● What to do:
Copy each line that holds "name".

-- Begin Dataset entries --

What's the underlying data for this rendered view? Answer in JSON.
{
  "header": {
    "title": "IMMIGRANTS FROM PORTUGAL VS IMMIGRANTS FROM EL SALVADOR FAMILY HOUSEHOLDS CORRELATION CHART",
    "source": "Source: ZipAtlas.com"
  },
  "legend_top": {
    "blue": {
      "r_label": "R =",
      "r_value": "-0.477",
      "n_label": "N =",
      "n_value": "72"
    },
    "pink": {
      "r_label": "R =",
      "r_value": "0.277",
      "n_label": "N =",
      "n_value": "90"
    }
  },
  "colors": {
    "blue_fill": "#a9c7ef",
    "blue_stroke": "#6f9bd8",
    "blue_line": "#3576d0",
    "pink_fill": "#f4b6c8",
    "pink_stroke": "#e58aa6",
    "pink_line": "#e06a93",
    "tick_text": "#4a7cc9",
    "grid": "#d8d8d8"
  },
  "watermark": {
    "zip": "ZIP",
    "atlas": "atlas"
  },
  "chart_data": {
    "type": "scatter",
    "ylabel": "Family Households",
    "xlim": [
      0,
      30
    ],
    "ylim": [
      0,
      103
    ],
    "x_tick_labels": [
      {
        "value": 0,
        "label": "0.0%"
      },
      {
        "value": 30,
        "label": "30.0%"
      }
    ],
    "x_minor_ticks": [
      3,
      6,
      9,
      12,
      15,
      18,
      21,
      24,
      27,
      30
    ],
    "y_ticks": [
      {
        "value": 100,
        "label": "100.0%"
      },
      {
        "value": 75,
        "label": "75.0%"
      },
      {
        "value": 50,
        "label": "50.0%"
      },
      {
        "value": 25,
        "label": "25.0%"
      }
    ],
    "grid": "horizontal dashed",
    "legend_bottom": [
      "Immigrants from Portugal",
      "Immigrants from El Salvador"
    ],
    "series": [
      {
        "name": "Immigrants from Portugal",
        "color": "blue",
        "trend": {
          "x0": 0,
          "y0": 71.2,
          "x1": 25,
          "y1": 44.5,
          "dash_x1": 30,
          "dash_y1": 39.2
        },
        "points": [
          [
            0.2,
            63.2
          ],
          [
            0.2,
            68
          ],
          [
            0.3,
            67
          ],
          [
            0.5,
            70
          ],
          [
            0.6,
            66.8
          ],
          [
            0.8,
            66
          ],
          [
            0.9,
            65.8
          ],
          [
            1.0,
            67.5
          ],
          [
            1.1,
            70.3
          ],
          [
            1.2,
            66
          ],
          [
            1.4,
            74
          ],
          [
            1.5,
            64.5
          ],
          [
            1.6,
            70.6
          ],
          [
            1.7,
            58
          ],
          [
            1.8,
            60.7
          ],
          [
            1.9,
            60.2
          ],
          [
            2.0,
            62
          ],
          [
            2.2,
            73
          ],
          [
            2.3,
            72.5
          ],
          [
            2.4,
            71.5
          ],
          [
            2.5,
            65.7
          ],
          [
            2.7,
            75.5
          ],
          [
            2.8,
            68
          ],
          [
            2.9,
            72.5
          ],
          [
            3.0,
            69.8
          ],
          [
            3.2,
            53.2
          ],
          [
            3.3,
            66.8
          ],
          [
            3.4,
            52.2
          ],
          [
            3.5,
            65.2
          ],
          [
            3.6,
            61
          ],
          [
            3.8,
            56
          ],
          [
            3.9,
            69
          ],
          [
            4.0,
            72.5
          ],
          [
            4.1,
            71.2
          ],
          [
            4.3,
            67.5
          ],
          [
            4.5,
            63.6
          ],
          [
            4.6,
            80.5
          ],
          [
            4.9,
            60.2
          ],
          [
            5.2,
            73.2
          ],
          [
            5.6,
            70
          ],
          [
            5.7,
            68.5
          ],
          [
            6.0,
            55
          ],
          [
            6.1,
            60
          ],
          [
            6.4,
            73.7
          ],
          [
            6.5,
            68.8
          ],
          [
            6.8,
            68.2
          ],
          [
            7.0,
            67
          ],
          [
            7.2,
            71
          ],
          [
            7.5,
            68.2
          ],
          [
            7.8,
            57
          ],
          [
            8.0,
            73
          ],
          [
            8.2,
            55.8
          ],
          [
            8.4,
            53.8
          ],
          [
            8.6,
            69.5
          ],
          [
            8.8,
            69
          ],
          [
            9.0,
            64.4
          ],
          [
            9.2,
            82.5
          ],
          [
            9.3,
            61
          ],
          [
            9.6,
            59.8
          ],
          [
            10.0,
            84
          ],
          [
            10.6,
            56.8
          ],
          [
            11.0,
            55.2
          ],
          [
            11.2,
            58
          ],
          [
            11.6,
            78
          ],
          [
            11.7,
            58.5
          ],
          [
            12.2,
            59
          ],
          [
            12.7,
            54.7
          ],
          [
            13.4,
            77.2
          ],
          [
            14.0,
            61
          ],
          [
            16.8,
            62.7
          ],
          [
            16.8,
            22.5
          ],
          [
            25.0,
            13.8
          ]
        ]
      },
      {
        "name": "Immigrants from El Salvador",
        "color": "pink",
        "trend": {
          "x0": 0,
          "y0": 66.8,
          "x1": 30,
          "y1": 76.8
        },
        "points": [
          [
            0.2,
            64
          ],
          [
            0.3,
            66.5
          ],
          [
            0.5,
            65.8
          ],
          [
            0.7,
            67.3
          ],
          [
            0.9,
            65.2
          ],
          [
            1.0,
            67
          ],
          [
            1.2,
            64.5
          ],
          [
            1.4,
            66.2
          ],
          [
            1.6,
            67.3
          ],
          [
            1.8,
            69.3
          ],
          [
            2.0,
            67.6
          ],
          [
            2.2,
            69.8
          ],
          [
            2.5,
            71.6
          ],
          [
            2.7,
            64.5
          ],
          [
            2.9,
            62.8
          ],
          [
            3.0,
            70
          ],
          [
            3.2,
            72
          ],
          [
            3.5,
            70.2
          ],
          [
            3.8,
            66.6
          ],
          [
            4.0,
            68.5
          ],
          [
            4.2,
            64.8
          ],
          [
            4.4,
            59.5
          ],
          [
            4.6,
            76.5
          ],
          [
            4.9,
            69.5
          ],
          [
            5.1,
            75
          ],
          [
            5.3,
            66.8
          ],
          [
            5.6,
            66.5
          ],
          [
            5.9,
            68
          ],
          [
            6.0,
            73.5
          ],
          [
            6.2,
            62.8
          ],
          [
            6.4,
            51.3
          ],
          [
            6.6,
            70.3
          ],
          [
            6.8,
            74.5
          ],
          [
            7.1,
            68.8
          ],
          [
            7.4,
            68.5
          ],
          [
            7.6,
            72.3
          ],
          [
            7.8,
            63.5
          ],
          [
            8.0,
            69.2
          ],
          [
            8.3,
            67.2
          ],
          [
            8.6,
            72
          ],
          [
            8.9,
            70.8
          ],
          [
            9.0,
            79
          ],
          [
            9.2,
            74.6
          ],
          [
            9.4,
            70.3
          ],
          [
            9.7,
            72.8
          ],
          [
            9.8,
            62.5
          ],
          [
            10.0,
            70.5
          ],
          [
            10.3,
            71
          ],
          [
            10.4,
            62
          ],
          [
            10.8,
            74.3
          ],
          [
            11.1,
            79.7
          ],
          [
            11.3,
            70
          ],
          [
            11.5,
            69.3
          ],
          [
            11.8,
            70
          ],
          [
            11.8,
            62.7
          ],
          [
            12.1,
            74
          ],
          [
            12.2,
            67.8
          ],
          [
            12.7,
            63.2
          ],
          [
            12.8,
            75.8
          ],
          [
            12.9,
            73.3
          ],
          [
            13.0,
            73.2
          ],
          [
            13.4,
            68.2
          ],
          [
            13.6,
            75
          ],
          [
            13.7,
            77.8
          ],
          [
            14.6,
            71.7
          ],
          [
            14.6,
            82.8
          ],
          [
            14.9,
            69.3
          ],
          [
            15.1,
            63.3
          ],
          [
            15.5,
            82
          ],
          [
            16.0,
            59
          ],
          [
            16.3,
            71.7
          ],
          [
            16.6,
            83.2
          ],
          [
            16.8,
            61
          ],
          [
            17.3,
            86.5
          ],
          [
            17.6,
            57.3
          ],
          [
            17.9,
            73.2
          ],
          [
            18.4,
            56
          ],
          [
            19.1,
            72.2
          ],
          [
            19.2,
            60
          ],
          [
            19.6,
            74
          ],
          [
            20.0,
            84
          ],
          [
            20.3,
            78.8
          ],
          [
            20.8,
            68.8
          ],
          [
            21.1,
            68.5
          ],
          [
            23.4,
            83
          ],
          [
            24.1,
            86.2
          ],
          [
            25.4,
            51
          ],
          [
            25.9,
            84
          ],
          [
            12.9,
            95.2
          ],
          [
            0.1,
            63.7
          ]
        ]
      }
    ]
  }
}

-- End Dataset entries --

● Output for this exercise:
        "name": "Immigrants from Portugal",
        "name": "Immigrants from El Salvador",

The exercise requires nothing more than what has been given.